→ **Your instructions**
Pick out all lines of the entries that include the word "this" and copy them.

→ **Supplied material**

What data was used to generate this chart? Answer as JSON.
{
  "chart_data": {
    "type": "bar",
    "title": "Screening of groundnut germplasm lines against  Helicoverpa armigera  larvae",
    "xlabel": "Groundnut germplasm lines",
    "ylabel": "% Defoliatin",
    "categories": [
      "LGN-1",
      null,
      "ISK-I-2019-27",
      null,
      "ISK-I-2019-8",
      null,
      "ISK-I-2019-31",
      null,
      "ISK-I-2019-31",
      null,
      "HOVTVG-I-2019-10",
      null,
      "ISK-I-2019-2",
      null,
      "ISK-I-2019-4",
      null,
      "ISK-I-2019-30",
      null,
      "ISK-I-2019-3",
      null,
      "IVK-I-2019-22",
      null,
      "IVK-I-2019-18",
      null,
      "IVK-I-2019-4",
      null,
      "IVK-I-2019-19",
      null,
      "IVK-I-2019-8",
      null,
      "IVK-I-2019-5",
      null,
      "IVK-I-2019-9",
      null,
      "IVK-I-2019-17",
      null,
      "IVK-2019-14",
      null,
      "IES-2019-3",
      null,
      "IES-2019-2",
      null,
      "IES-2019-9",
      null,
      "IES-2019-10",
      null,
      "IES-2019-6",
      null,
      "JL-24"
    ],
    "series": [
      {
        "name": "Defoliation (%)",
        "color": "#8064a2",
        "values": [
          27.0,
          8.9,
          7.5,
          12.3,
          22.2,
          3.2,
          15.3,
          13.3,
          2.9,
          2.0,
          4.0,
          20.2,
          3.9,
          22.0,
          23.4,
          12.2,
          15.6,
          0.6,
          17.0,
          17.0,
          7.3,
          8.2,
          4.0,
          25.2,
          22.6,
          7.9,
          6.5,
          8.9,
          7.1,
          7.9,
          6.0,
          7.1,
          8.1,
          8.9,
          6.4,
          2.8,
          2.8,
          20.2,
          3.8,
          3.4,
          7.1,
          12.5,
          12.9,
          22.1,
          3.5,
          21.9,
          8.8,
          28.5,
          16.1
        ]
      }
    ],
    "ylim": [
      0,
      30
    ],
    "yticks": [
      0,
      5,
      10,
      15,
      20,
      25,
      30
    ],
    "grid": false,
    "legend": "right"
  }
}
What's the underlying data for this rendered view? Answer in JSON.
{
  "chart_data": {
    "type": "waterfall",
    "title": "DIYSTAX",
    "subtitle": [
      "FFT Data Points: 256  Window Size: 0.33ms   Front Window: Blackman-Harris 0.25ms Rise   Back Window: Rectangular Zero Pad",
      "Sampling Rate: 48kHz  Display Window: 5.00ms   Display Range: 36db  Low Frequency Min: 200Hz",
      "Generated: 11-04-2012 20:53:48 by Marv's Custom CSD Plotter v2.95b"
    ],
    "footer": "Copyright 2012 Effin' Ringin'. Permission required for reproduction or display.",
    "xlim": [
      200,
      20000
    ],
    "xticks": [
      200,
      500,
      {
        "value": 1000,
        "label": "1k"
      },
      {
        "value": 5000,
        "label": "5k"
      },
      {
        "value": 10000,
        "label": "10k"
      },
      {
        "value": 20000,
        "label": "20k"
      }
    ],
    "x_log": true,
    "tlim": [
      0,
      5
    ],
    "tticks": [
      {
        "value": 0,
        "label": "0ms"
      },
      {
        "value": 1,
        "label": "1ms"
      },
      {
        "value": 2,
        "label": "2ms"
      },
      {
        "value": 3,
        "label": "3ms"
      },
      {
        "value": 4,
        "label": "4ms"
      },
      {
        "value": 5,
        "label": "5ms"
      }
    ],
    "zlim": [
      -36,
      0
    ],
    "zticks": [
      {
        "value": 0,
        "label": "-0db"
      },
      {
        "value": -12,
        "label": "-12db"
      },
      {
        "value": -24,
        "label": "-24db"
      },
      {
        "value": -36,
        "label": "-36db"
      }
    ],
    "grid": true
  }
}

→ **Final result**
What data was used to generate this chart? Answer as JSON.
What's the underlying data for this rendered view? Answer in JSON.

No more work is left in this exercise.